Travail à faire
Selon le texte sur l'Abissa, quel est le nom du tam-tam sacré des N'zima ?

Texte à lire
☆ ☆ ☆ ☆ ☆

ABISSA, UN SYMBOLE FORT D’UNITE ET D’HERITAGE

L’Abissa est une fête traditionnelle du peuple N’zima célébrée chaque année à Grand-Bassam pour marquer le passage à la nouvelle année. Elle symbolise la purification, la cohésion sociale et le renouveau. Durant deux semaines le Siedou (silence et réflexion) et le Gouazo (danses et festivités) la communauté se réunit autour du tam-tam sacré Edongbole. Plus qu’une célébration culturelle, l’Abissa est un moment de critique sociale, de réconciliation et d’unité. Devenue aussi un événement artistique, touristique et désormais digital, elle incarne la tradition ouverte sur l’avenir du peuple N’zima.

Culture
ABISSA, UN SYMBOLE FORT D’UNITE ET D’HERITAGE

Abissa vient du terme « kobiza » qui signifie « va demander », « va t’informer » en N'zima. Elle est aussi appelée « Kondoum », de « Kon » qui signifie « il est temps de faire l'unité ». L’Abissa (ou Abissadjë, Abissa) est une fête traditionnelle des N’Zima (parfois appelés N’zema ou Nzima Kotoko) qui se tient chaque année en Côte d’Ivoire.

En effet, l'Abissa est l'occasion pour les N'zima de se réunir dans le village pour célébrer la nouvelle année durant laquelle tous « rentrent en famille ». Elle dure deux semaines : la première appelée Siedou est la semaine silencieuse et la seconde, le Gouazo, est celle des effusions et des festivités. La célébration se déroule sur la Place de l'Abissa au rythme de l'Edongbole, le tamtam sacré des N'zima.

☆ ☆ ☆ ☆ ☆

Informations fournies
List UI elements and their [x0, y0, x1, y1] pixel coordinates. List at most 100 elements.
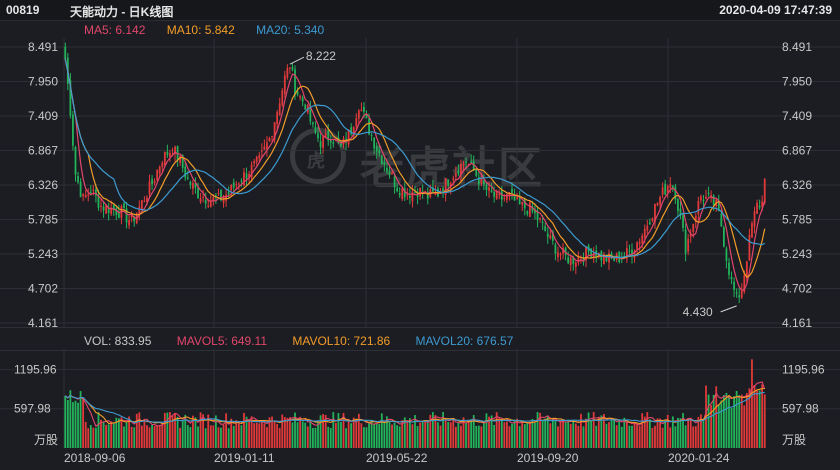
candle-body	[289, 67, 291, 69]
candle-body	[281, 90, 284, 105]
volume-bar	[125, 422, 128, 448]
candle-body	[498, 193, 501, 196]
volume-bar	[411, 424, 414, 448]
volume-bar	[84, 421, 87, 448]
volume-bar	[679, 418, 682, 448]
candle-body	[386, 167, 388, 172]
volume-bar	[263, 423, 266, 448]
volume-bar	[232, 425, 235, 448]
price-tick-left: 7.409	[28, 109, 58, 123]
candle-body	[153, 180, 156, 184]
candle-body	[470, 161, 473, 163]
candle-body	[222, 197, 225, 203]
date-tick-label: 2018-09-06	[64, 451, 126, 465]
candle-body	[79, 181, 82, 197]
candle-body	[309, 108, 312, 122]
volume-bar	[633, 422, 636, 448]
candle-body	[245, 173, 248, 179]
volume-bar	[322, 414, 324, 448]
volume-bar	[551, 418, 554, 448]
volume-bar	[465, 422, 467, 448]
volume-tick-left: 1195.96	[14, 362, 57, 376]
volume-bar	[528, 421, 531, 448]
candle-body	[225, 194, 227, 201]
volume-bar	[237, 423, 240, 448]
volume-bar	[689, 417, 692, 448]
candle-body	[286, 67, 289, 78]
volume-bar	[608, 422, 610, 448]
candle-body	[360, 109, 363, 111]
volume-bar	[610, 419, 613, 448]
volume-bar	[217, 427, 220, 448]
volume-bar	[179, 427, 182, 448]
volume-bar	[276, 423, 279, 448]
candle-body	[682, 214, 684, 228]
candle-body	[266, 142, 268, 150]
volume-bar	[301, 421, 304, 448]
candle-body	[511, 188, 513, 193]
volume-bar	[66, 400, 69, 448]
candle-body	[240, 180, 243, 182]
volume-bar	[373, 423, 376, 448]
candle-body	[186, 177, 189, 179]
volume-bar	[574, 423, 577, 448]
candle-body	[375, 146, 378, 152]
candle-body	[184, 166, 187, 178]
candle-body	[641, 235, 644, 243]
candle-body	[488, 187, 490, 191]
candle-body	[712, 195, 715, 206]
candle-body	[340, 143, 342, 147]
volume-bar	[457, 422, 460, 448]
candle-body	[643, 228, 646, 238]
candle-body	[664, 183, 667, 195]
candle-body	[230, 185, 233, 191]
volume-bar	[255, 422, 258, 448]
candle-body	[163, 151, 166, 166]
volume-bar	[378, 424, 381, 448]
volume-bar	[513, 419, 516, 448]
volume-bar	[661, 427, 664, 448]
candle-body	[332, 142, 335, 144]
candle-body	[722, 227, 725, 247]
volume-bar	[516, 418, 519, 448]
volume-bar	[260, 420, 263, 448]
candle-body	[661, 187, 664, 195]
volume-bar	[735, 390, 738, 448]
volume-bar	[135, 413, 138, 448]
price-tick-left: 4.702	[28, 282, 58, 296]
candle-body	[544, 226, 547, 232]
volume-bar	[69, 390, 72, 448]
candle-body	[140, 200, 143, 211]
volume-tick-left: 万股	[34, 433, 58, 447]
volume-bar	[158, 425, 161, 448]
candle-body	[528, 202, 531, 217]
candle-body	[189, 181, 192, 185]
volume-bar	[503, 422, 506, 448]
volume-bar	[544, 418, 547, 448]
candle-body	[391, 173, 393, 175]
volume-bar	[110, 421, 113, 448]
candle-body	[628, 250, 631, 252]
volume-bar	[557, 426, 559, 448]
candle-body	[156, 170, 159, 181]
candle-body	[158, 166, 161, 174]
volume-bar	[498, 417, 501, 448]
price-tick-right: 7.409	[782, 109, 812, 123]
candle-body	[462, 164, 465, 166]
volume-bar	[582, 426, 585, 448]
candle-body	[669, 184, 672, 189]
price-tick-left: 6.867	[28, 144, 58, 158]
candle-body	[720, 213, 723, 227]
volume-bar	[240, 425, 243, 448]
price-tick-left: 6.326	[28, 178, 58, 192]
volume-bar	[562, 419, 564, 448]
candle-body	[516, 196, 519, 199]
date-tick-label: 2020-01-24	[668, 451, 730, 465]
ma10-line	[64, 59, 766, 278]
price-tick-right: 4.161	[782, 316, 812, 330]
candle-body	[235, 184, 238, 186]
volume-bar	[143, 418, 146, 448]
candle-body	[411, 191, 414, 202]
candle-body	[179, 155, 182, 163]
volume-bar	[309, 421, 312, 448]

☆ ☆ ☆ ☆ ☆

Résultat correct
L'Edongbole.